■ Set task ■
Beneath this task is a listing; retype all of it exactly.

■ Data excerpts ■
■ ■ ■
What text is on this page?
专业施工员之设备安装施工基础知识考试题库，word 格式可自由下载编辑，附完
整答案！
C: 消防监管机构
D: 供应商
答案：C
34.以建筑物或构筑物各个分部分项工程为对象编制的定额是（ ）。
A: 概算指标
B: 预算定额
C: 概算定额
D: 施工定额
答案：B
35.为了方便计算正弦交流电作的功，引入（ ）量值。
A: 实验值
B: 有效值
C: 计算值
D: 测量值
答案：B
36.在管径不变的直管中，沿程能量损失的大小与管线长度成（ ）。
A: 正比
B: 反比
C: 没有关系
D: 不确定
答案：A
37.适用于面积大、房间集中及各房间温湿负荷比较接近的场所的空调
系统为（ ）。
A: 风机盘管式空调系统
■ ■ ■
■ The result ■
What text is on this page?
专业施工员之设备安装施工基础知识考试题库，word 格式可自由下载编辑，附完
整答案！
C: 消防监管机构
D: 供应商
答案：C
34.以建筑物或构筑物各个分部分项工程为对象编制的定额是（ ）。
A: 概算指标
B: 预算定额
C: 概算定额
D: 施工定额
答案：B
35.为了方便计算正弦交流电作的功，引入（ ）量值。
A: 实验值
B: 有效值
C: 计算值
D: 测量值
答案：B
36.在管径不变的直管中，沿程能量损失的大小与管线长度成（ ）。
A: 正比
B: 反比
C: 没有关系
D: 不确定
答案：A
37.适用于面积大、房间集中及各房间温湿负荷比较接近的场所的空调
系统为（ ）。
A: 风机盘管式空调系统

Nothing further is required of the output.